*Records for the task:*

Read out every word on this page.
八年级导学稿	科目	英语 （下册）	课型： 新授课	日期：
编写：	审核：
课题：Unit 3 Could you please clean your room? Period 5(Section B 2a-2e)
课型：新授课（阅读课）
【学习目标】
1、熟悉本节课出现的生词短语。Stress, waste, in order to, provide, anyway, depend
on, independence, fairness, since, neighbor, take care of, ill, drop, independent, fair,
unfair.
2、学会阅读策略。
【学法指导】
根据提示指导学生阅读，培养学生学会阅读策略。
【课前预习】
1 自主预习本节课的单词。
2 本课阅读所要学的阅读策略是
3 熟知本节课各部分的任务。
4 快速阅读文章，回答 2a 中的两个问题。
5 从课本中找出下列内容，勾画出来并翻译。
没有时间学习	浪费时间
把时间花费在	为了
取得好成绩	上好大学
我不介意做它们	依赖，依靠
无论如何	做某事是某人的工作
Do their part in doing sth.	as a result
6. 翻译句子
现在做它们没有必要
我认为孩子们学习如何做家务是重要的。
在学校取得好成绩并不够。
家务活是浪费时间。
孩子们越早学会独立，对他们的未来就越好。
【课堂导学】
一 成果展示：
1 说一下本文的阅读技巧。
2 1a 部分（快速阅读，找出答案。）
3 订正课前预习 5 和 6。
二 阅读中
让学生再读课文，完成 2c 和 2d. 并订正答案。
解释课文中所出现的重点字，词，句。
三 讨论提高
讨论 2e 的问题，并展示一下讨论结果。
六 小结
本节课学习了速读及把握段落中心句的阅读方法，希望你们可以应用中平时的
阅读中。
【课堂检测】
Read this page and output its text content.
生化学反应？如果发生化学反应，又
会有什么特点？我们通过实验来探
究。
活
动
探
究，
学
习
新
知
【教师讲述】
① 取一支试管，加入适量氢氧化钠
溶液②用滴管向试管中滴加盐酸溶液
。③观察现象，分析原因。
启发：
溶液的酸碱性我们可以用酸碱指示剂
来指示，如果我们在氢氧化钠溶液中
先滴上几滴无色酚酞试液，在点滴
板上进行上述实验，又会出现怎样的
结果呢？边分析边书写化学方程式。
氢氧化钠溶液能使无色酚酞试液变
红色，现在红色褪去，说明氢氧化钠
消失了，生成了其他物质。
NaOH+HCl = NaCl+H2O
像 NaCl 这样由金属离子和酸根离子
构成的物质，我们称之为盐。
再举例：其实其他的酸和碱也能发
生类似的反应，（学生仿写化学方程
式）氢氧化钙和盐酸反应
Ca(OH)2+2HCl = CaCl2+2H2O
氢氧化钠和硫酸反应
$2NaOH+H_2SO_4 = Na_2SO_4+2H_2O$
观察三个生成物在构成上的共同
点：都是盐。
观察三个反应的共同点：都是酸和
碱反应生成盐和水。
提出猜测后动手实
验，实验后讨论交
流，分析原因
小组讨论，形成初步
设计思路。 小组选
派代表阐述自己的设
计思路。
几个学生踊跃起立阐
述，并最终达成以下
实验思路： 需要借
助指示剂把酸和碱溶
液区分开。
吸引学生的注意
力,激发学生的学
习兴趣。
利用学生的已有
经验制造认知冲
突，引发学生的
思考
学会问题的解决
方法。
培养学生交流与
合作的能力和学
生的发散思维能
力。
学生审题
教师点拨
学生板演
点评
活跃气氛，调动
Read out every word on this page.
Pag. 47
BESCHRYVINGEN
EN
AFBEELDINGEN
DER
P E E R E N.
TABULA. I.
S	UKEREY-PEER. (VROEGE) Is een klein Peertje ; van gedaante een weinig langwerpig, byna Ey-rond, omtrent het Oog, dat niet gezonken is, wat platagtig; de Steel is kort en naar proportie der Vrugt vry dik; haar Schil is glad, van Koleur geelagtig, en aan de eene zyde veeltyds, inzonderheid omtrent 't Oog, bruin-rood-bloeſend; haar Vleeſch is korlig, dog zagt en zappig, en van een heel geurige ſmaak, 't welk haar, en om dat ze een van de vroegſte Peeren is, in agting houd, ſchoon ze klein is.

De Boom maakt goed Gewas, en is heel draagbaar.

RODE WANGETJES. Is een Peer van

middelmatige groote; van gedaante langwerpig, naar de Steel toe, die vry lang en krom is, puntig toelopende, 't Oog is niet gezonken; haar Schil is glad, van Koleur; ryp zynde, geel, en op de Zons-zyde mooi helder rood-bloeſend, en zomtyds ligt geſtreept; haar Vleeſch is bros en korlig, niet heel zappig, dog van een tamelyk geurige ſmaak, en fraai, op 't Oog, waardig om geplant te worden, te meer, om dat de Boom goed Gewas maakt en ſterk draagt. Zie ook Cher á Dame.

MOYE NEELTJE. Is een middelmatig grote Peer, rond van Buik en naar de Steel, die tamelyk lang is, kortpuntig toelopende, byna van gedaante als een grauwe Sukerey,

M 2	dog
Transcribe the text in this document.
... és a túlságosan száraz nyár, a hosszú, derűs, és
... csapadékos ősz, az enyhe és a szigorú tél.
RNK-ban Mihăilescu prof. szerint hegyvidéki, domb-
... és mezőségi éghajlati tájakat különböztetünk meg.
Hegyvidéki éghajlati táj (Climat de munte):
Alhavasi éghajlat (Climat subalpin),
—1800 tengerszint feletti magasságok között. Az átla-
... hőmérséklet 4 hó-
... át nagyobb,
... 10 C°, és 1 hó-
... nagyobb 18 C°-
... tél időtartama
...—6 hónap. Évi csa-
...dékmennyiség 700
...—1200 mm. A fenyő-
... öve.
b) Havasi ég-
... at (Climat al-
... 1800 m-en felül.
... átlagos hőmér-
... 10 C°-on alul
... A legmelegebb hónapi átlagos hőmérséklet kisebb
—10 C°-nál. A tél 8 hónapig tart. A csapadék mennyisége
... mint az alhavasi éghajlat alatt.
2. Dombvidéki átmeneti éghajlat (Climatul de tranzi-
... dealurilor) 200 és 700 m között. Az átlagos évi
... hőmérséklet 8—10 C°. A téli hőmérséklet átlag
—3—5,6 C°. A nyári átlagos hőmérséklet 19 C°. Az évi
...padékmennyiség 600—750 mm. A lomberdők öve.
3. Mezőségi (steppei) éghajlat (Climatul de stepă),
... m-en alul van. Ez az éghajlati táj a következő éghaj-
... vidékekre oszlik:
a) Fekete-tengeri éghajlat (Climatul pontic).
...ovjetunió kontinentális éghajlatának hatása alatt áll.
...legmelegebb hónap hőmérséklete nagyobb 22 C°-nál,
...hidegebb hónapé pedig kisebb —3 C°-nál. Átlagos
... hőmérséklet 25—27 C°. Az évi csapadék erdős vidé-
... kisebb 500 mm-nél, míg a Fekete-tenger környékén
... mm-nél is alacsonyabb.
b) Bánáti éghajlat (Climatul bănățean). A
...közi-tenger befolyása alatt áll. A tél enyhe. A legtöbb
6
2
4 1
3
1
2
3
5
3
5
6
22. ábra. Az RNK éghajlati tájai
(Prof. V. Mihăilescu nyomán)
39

*Aim of the task:* Restate each record exactly as written.

*Solution to this task:*
Read out every word on this page.
八年级导学稿	科目	英语 （下册）	课型： 新授课	日期：
编写：	审核：
课题：Unit 3 Could you please clean your room? Period 5(Section B 2a-2e)
课型：新授课（阅读课）
【学习目标】
1、熟悉本节课出现的生词短语。Stress, waste, in order to, provide, anyway, depend
on, independence, fairness, since, neighbor, take care of, ill, drop, independent, fair,
unfair.
2、学会阅读策略。
【学法指导】
根据提示指导学生阅读，培养学生学会阅读策略。
【课前预习】
1 自主预习本节课的单词。
2 本课阅读所要学的阅读策略是
3 熟知本节课各部分的任务。
4 快速阅读文章，回答 2a 中的两个问题。
5 从课本中找出下列内容，勾画出来并翻译。
没有时间学习	浪费时间
把时间花费在	为了
取得好成绩	上好大学
我不介意做它们	依赖，依靠
无论如何	做某事是某人的工作
Do their part in doing sth.	as a result
6. 翻译句子
现在做它们没有必要
我认为孩子们学习如何做家务是重要的。
在学校取得好成绩并不够。
家务活是浪费时间。
孩子们越早学会独立，对他们的未来就越好。
【课堂导学】
一 成果展示：
1 说一下本文的阅读技巧。
2 1a 部分（快速阅读，找出答案。）
3 订正课前预习 5 和 6。
二 阅读中
让学生再读课文，完成 2c 和 2d. 并订正答案。
解释课文中所出现的重点字，词，句。
三 讨论提高
讨论 2e 的问题，并展示一下讨论结果。
六 小结
本节课学习了速读及把握段落中心句的阅读方法，希望你们可以应用中平时的
阅读中。
【课堂检测】
Read this page and output its text content.
生化学反应？如果发生化学反应，又
会有什么特点？我们通过实验来探
究。
活
动
探
究，
学
习
新
知
【教师讲述】
① 取一支试管，加入适量氢氧化钠
溶液②用滴管向试管中滴加盐酸溶液
。③观察现象，分析原因。
启发：
溶液的酸碱性我们可以用酸碱指示剂
来指示，如果我们在氢氧化钠溶液中
先滴上几滴无色酚酞试液，在点滴
板上进行上述实验，又会出现怎样的
结果呢？边分析边书写化学方程式。
氢氧化钠溶液能使无色酚酞试液变
红色，现在红色褪去，说明氢氧化钠
消失了，生成了其他物质。
NaOH+HCl = NaCl+H2O
像 NaCl 这样由金属离子和酸根离子
构成的物质，我们称之为盐。
再举例：其实其他的酸和碱也能发
生类似的反应，（学生仿写化学方程
式）氢氧化钙和盐酸反应
Ca(OH)2+2HCl = CaCl2+2H2O
氢氧化钠和硫酸反应
$2NaOH+H_2SO_4 = Na_2SO_4+2H_2O$
观察三个生成物在构成上的共同
点：都是盐。
观察三个反应的共同点：都是酸和
碱反应生成盐和水。
提出猜测后动手实
验，实验后讨论交
流，分析原因
小组讨论，形成初步
设计思路。 小组选
派代表阐述自己的设
计思路。
几个学生踊跃起立阐
述，并最终达成以下
实验思路： 需要借
助指示剂把酸和碱溶
液区分开。
吸引学生的注意
力,激发学生的学
习兴趣。
利用学生的已有
经验制造认知冲
突，引发学生的
思考
学会问题的解决
方法。
培养学生交流与
合作的能力和学
生的发散思维能
力。
学生审题
教师点拨
学生板演
点评
活跃气氛，调动
Read out every word on this page.
Pag. 47
BESCHRYVINGEN
EN
AFBEELDINGEN
DER
P E E R E N.
TABULA. I.
S	UKEREY-PEER. (VROEGE) Is een klein Peertje ; van gedaante een weinig langwerpig, byna Ey-rond, omtrent het Oog, dat niet gezonken is, wat platagtig; de Steel is kort en naar proportie der Vrugt vry dik; haar Schil is glad, van Koleur geelagtig, en aan de eene zyde veeltyds, inzonderheid omtrent 't Oog, bruin-rood-bloeſend; haar Vleeſch is korlig, dog zagt en zappig, en van een heel geurige ſmaak, 't welk haar, en om dat ze een van de vroegſte Peeren is, in agting houd, ſchoon ze klein is.

De Boom maakt goed Gewas, en is heel draagbaar.

RODE WANGETJES. Is een Peer van

middelmatige groote; van gedaante langwerpig, naar de Steel toe, die vry lang en krom is, puntig toelopende, 't Oog is niet gezonken; haar Schil is glad, van Koleur; ryp zynde, geel, en op de Zons-zyde mooi helder rood-bloeſend, en zomtyds ligt geſtreept; haar Vleeſch is bros en korlig, niet heel zappig, dog van een tamelyk geurige ſmaak, en fraai, op 't Oog, waardig om geplant te worden, te meer, om dat de Boom goed Gewas maakt en ſterk draagt. Zie ook Cher á Dame.

MOYE NEELTJE. Is een middelmatig grote Peer, rond van Buik en naar de Steel, die tamelyk lang is, kortpuntig toelopende, byna van gedaante als een grauwe Sukerey,

M 2	dog
Transcribe the text in this document.
... és a túlságosan száraz nyár, a hosszú, derűs, és
... csapadékos ősz, az enyhe és a szigorú tél.
RNK-ban Mihăilescu prof. szerint hegyvidéki, domb-
... és mezőségi éghajlati tájakat különböztetünk meg.
Hegyvidéki éghajlati táj (Climat de munte):
Alhavasi éghajlat (Climat subalpin),
—1800 tengerszint feletti magasságok között. Az átla-
... hőmérséklet 4 hó-
... át nagyobb,
... 10 C°, és 1 hó-
... nagyobb 18 C°-
... tél időtartama
...—6 hónap. Évi csa-
...dékmennyiség 700
...—1200 mm. A fenyő-
... öve.
b) Havasi ég-
... at (Climat al-
... 1800 m-en felül.
... átlagos hőmér-
... 10 C°-on alul
... A legmelegebb hónapi átlagos hőmérséklet kisebb
—10 C°-nál. A tél 8 hónapig tart. A csapadék mennyisége
... mint az alhavasi éghajlat alatt.
2. Dombvidéki átmeneti éghajlat (Climatul de tranzi-
... dealurilor) 200 és 700 m között. Az átlagos évi
... hőmérséklet 8—10 C°. A téli hőmérséklet átlag
—3—5,6 C°. A nyári átlagos hőmérséklet 19 C°. Az évi
...padékmennyiség 600—750 mm. A lomberdők öve.
3. Mezőségi (steppei) éghajlat (Climatul de stepă),
... m-en alul van. Ez az éghajlati táj a következő éghaj-
... vidékekre oszlik:
a) Fekete-tengeri éghajlat (Climatul pontic).
...ovjetunió kontinentális éghajlatának hatása alatt áll.
...legmelegebb hónap hőmérséklete nagyobb 22 C°-nál,
...hidegebb hónapé pedig kisebb —3 C°-nál. Átlagos
... hőmérséklet 25—27 C°. Az évi csapadék erdős vidé-
... kisebb 500 mm-nél, míg a Fekete-tenger környékén
... mm-nél is alacsonyabb.
b) Bánáti éghajlat (Climatul bănățean). A
...közi-tenger befolyása alatt áll. A tél enyhe. A legtöbb
6
2
4 1
3
1
2
3
5
3
5
6
22. ábra. Az RNK éghajlati tájai
(Prof. V. Mihăilescu nyomán)
39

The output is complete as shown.